» **WHAT YOU WILL DO**
Return all lines with the word "或专利权人" in them.

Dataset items
------------------------

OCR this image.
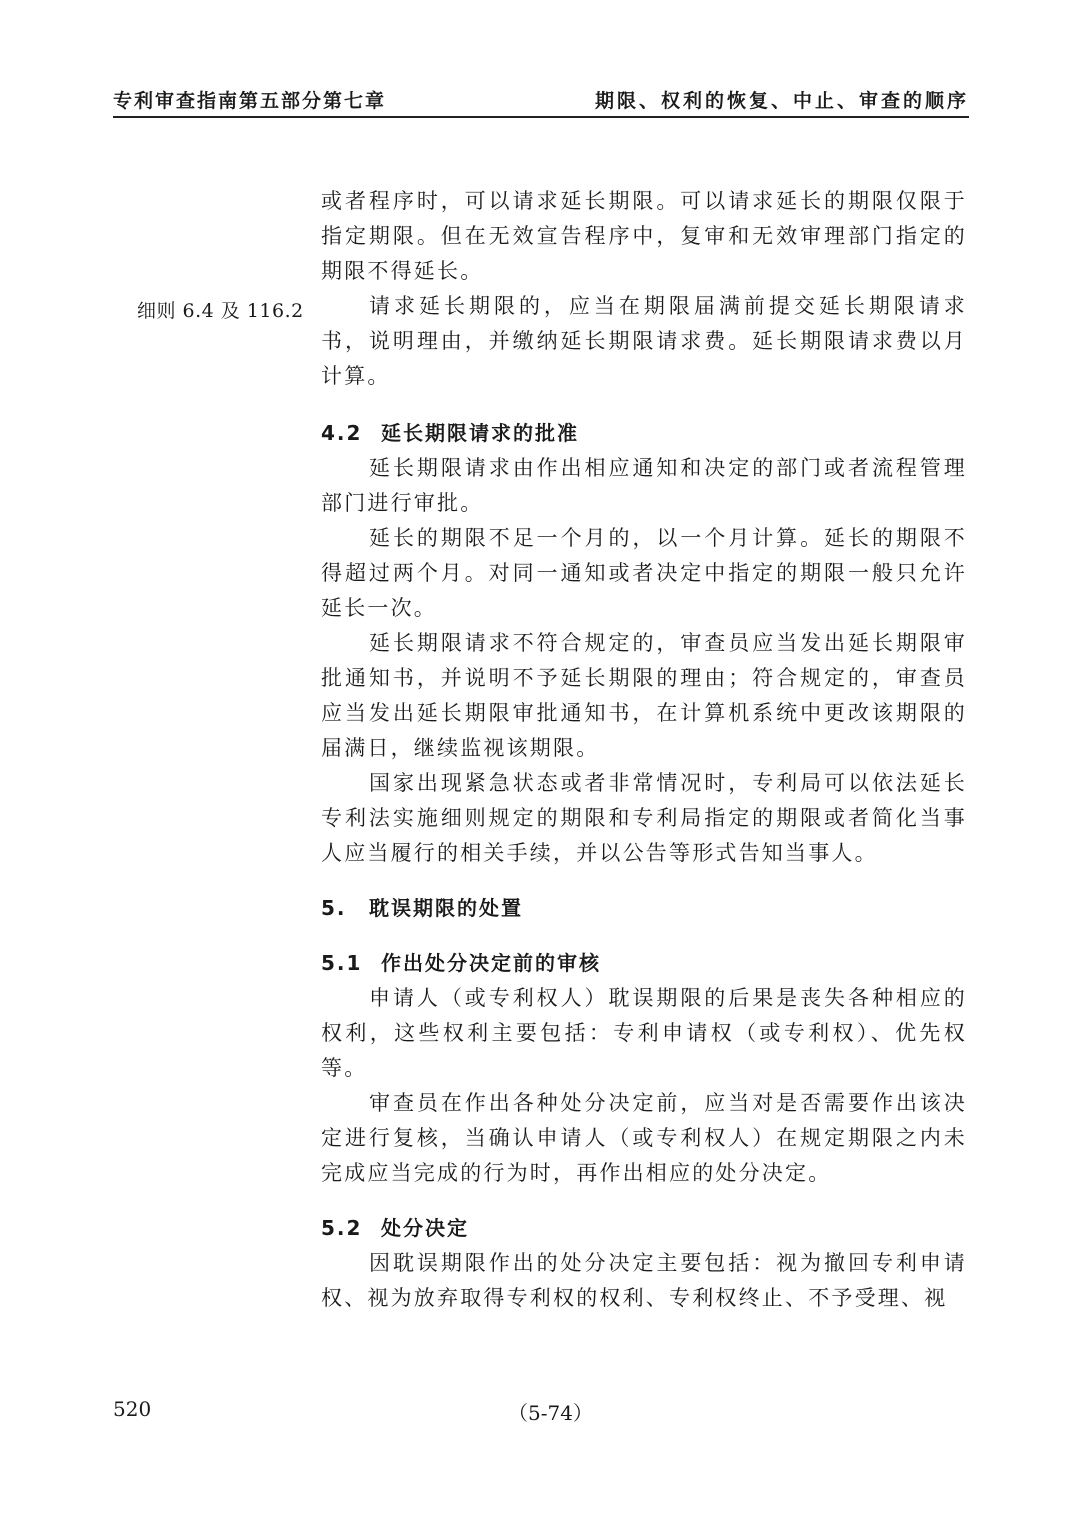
专利审查指南第五部分第七章	期限、权利的恢复、中止、审查的顺序
细则 6.4 及 116.2

或者程序时，可以请求延长期限。可以请求延长的期限仅限于指定期限。但在无效宣告程序中，复审和无效审理部门指定的期限不得延长。

请求延长期限的，应当在期限届满前提交延长期限请求书，说明理由，并缴纳延长期限请求费。延长期限请求费以月计算。

4.2 延长期限请求的批准

延长期限请求由作出相应通知和决定的部门或者流程管理部门进行审批。

延长的期限不足一个月的，以一个月计算。延长的期限不得超过两个月。对同一通知或者决定中指定的期限一般只允许延长一次。

延长期限请求不符合规定的，审查员应当发出延长期限审批通知书，并说明不予延长期限的理由；符合规定的，审查员应当发出延长期限审批通知书，在计算机系统中更改该期限的届满日，继续监视该期限。

国家出现紧急状态或者非常情况时，专利局可以依法延长专利法实施细则规定的期限和专利局指定的期限或者简化当事人应当履行的相关手续，并以公告等形式告知当事人。

5. 耽误期限的处置

5.1 作出处分决定前的审核

申请人（或专利权人）耽误期限的后果是丧失各种相应的权利，这些权利主要包括：专利申请权（或专利权）、优先权等。

审查员在作出各种处分决定前，应当对是否需要作出该决定进行复核，当确认申请人（或专利权人）在规定期限之内未完成应当完成的行为时，再作出相应的处分决定。

5.2 处分决定

因耽误期限作出的处分决定主要包括：视为撤回专利申请权、视为放弃取得专利权的权利、专利权终止、不予受理、视

520	（5-74）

------------------------

» **RESPONSE TO THIS EXERCISE**
申请人（或专利权人）耽误期限的后果是丧失各种相应的权利，这些权利主要包括：专利申请权（或专利权）、优先权等。
审查员在作出各种处分决定前，应当对是否需要作出该决定进行复核，当确认申请人（或专利权人）在规定期限之内未完成应当完成的行为时，再作出相应的处分决定。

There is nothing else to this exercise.